I'm working my way through the book The Haskell Road to Logic, Maths and Programming. (I'm only mid-way through chapter 1, but I'm enjoying it so far and intend to continue.) I've read through the section 1.5 "Playing the Haskell Game" which "consists of a number of further examples to get you acquainted with [Haskell]". So far I've learned about functions, type declarations, guarded equations, a little about list pattern matching, and where & let.
I'm stuck on exercise 1.17, which asks us to write a function substring :: String -> String -> Bool where:
I used the prefix function provided in a previous example:
prefix :: String -> String -> Bool
prefix [] ys = True
prefix (x:xs) [] = False
prefix (x:xs) (y:ys) = (x==y) && prefix xs ys
And then tried:
substring :: String -> String -> Bool
subsstring xs [] = False
substring xs (y:ys) | prefix xs (y:ys) = True
| substring xs ys = True
| otherwise = False
...and may other permutations of this.
When I run substring "abc" "xxxabcyyy"

- _To-do list_
1. In the Haskell exercise post, condense the paragraph beginning "I'm working my way through the book" into a short bulleted list that keeps its main facts.
2. According to the Haskell exercise post, which exercise is the writer stuck on?
The listing after this text comes from an unrelated source.

- _Information provided_

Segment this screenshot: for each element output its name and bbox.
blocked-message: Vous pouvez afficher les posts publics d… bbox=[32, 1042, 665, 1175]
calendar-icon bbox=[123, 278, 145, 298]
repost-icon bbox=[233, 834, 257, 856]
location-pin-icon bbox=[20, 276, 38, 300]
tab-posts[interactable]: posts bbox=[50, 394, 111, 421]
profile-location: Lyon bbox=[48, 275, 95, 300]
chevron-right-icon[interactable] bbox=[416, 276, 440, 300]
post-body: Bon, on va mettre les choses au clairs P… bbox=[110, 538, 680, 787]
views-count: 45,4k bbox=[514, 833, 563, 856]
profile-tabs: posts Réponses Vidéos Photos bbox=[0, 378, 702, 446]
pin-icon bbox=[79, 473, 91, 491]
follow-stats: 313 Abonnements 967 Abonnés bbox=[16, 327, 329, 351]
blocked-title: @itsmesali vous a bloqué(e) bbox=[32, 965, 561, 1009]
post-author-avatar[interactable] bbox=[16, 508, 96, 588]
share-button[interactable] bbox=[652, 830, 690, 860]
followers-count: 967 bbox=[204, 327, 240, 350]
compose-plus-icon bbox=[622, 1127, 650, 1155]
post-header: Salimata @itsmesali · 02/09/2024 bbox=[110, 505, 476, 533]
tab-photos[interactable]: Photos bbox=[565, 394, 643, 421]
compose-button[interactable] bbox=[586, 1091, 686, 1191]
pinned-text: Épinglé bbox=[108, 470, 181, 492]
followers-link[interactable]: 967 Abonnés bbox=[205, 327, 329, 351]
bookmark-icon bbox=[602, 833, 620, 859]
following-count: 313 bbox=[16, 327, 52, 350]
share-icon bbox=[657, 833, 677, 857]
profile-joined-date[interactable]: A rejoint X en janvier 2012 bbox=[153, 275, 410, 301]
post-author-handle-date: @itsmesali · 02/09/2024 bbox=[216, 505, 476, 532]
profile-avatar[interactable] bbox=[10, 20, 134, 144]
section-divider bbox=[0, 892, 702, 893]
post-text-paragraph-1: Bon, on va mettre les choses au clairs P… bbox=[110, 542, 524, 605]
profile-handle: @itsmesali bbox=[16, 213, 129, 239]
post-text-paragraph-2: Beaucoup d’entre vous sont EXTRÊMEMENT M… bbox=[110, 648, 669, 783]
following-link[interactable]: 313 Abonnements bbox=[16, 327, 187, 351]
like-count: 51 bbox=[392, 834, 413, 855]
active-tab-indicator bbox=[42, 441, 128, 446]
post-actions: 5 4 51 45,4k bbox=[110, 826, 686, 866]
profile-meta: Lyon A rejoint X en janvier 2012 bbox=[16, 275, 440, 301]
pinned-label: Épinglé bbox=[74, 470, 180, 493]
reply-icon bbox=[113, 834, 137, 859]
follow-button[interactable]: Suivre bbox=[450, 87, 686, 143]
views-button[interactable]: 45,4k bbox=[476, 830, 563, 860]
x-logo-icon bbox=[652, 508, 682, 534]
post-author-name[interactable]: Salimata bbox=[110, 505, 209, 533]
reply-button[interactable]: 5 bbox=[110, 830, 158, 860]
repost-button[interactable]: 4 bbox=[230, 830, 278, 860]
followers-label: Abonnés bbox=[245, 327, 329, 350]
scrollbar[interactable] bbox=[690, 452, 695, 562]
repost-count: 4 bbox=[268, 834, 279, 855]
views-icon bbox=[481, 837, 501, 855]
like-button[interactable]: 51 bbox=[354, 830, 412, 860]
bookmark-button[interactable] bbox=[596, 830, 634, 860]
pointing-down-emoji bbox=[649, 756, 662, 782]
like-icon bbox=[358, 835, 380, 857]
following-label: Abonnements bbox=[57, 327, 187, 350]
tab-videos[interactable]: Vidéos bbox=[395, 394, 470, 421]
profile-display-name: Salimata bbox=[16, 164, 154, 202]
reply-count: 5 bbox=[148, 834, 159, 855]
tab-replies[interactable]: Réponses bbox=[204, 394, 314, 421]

- _Worked answers_
1.
- Book: The Haskell Road to Logic, Maths and Programming
- Progress: midway through chapter 1; enjoying it and intending to continue
- Section read: 1.5, "Playing the Haskell Game," a set of further examples for getting acquainted with Haskell
- Topics learned: functions, type declarations, guarded equations, some list pattern matching, and where and let

2. Exercise 1.17.